» **Problem to solve**: Your task is to output all the records below, word for word.

» **Exercise materials**:

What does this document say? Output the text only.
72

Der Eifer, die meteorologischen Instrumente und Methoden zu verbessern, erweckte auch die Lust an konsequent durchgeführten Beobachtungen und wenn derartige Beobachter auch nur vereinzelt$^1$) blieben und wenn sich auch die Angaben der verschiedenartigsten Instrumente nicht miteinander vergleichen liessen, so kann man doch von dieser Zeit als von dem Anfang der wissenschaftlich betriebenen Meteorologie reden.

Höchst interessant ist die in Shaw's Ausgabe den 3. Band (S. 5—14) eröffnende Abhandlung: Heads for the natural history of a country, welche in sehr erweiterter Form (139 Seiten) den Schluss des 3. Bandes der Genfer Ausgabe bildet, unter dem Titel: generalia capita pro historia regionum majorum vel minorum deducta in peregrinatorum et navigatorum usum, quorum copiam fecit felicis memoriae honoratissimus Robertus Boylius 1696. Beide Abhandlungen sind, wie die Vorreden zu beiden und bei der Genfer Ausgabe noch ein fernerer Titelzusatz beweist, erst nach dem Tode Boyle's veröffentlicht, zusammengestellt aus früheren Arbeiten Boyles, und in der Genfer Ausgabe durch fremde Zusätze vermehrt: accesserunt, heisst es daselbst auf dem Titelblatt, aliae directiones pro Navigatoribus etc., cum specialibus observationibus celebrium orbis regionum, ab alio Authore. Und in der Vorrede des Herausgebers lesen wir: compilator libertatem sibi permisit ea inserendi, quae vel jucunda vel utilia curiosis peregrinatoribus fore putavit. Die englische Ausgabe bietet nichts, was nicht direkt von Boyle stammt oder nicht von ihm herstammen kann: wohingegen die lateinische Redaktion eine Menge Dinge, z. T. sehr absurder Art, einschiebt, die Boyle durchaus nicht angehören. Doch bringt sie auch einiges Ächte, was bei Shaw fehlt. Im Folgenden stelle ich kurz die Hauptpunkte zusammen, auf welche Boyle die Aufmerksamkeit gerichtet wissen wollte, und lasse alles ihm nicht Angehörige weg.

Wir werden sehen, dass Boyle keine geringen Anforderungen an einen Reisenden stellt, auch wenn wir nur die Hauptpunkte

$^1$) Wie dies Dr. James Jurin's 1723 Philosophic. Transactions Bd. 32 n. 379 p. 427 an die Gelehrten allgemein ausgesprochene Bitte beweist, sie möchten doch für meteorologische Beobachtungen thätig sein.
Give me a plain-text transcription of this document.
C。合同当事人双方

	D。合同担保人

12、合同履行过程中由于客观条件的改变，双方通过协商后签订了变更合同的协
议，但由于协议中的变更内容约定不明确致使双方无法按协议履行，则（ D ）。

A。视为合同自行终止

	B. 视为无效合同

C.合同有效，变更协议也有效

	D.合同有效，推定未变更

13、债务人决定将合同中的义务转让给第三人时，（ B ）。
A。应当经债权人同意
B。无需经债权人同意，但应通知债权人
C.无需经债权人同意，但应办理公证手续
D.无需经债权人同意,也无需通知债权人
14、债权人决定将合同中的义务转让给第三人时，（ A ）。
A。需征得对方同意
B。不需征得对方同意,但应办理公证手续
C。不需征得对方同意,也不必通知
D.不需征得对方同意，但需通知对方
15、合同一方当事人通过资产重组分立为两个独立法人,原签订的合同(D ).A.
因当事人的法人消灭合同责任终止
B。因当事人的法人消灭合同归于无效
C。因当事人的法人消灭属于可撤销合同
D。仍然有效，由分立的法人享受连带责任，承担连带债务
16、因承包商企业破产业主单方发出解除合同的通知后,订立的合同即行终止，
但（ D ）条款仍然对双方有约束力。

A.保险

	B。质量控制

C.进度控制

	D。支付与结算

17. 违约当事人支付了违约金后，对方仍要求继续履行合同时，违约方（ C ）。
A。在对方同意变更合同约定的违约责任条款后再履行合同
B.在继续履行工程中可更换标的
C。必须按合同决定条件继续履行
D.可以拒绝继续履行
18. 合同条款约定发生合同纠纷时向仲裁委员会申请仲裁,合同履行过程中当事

» **The reply**:
What does this document say? Output the text only.
72

Der Eifer, die meteorologischen Instrumente und Methoden zu verbessern, erweckte auch die Lust an konsequent durchgeführten Beobachtungen und wenn derartige Beobachter auch nur vereinzelt$^1$) blieben und wenn sich auch die Angaben der verschiedenartigsten Instrumente nicht miteinander vergleichen liessen, so kann man doch von dieser Zeit als von dem Anfang der wissenschaftlich betriebenen Meteorologie reden.

Höchst interessant ist die in Shaw's Ausgabe den 3. Band (S. 5—14) eröffnende Abhandlung: Heads for the natural history of a country, welche in sehr erweiterter Form (139 Seiten) den Schluss des 3. Bandes der Genfer Ausgabe bildet, unter dem Titel: generalia capita pro historia regionum majorum vel minorum deducta in peregrinatorum et navigatorum usum, quorum copiam fecit felicis memoriae honoratissimus Robertus Boylius 1696. Beide Abhandlungen sind, wie die Vorreden zu beiden und bei der Genfer Ausgabe noch ein fernerer Titelzusatz beweist, erst nach dem Tode Boyle's veröffentlicht, zusammengestellt aus früheren Arbeiten Boyles, und in der Genfer Ausgabe durch fremde Zusätze vermehrt: accesserunt, heisst es daselbst auf dem Titelblatt, aliae directiones pro Navigatoribus etc., cum specialibus observationibus celebrium orbis regionum, ab alio Authore. Und in der Vorrede des Herausgebers lesen wir: compilator libertatem sibi permisit ea inserendi, quae vel jucunda vel utilia curiosis peregrinatoribus fore putavit. Die englische Ausgabe bietet nichts, was nicht direkt von Boyle stammt oder nicht von ihm herstammen kann: wohingegen die lateinische Redaktion eine Menge Dinge, z. T. sehr absurder Art, einschiebt, die Boyle durchaus nicht angehören. Doch bringt sie auch einiges Ächte, was bei Shaw fehlt. Im Folgenden stelle ich kurz die Hauptpunkte zusammen, auf welche Boyle die Aufmerksamkeit gerichtet wissen wollte, und lasse alles ihm nicht Angehörige weg.

Wir werden sehen, dass Boyle keine geringen Anforderungen an einen Reisenden stellt, auch wenn wir nur die Hauptpunkte

$^1$) Wie dies Dr. James Jurin's 1723 Philosophic. Transactions Bd. 32 n. 379 p. 427 an die Gelehrten allgemein ausgesprochene Bitte beweist, sie möchten doch für meteorologische Beobachtungen thätig sein.
Give me a plain-text transcription of this document.
C。合同当事人双方

	D。合同担保人

12、合同履行过程中由于客观条件的改变，双方通过协商后签订了变更合同的协
议，但由于协议中的变更内容约定不明确致使双方无法按协议履行，则（ D ）。

A。视为合同自行终止

	B. 视为无效合同

C.合同有效，变更协议也有效

	D.合同有效，推定未变更

13、债务人决定将合同中的义务转让给第三人时，（ B ）。
A。应当经债权人同意
B。无需经债权人同意，但应通知债权人
C.无需经债权人同意，但应办理公证手续
D.无需经债权人同意,也无需通知债权人
14、债权人决定将合同中的义务转让给第三人时，（ A ）。
A。需征得对方同意
B。不需征得对方同意,但应办理公证手续
C。不需征得对方同意,也不必通知
D.不需征得对方同意，但需通知对方
15、合同一方当事人通过资产重组分立为两个独立法人,原签订的合同(D ).A.
因当事人的法人消灭合同责任终止
B。因当事人的法人消灭合同归于无效
C。因当事人的法人消灭属于可撤销合同
D。仍然有效，由分立的法人享受连带责任，承担连带债务
16、因承包商企业破产业主单方发出解除合同的通知后,订立的合同即行终止，
但（ D ）条款仍然对双方有约束力。

A.保险

	B。质量控制

C.进度控制

	D。支付与结算

17. 违约当事人支付了违约金后，对方仍要求继续履行合同时，违约方（ C ）。
A。在对方同意变更合同约定的违约责任条款后再履行合同
B.在继续履行工程中可更换标的
C。必须按合同决定条件继续履行
D.可以拒绝继续履行
18. 合同条款约定发生合同纠纷时向仲裁委员会申请仲裁,合同履行过程中当事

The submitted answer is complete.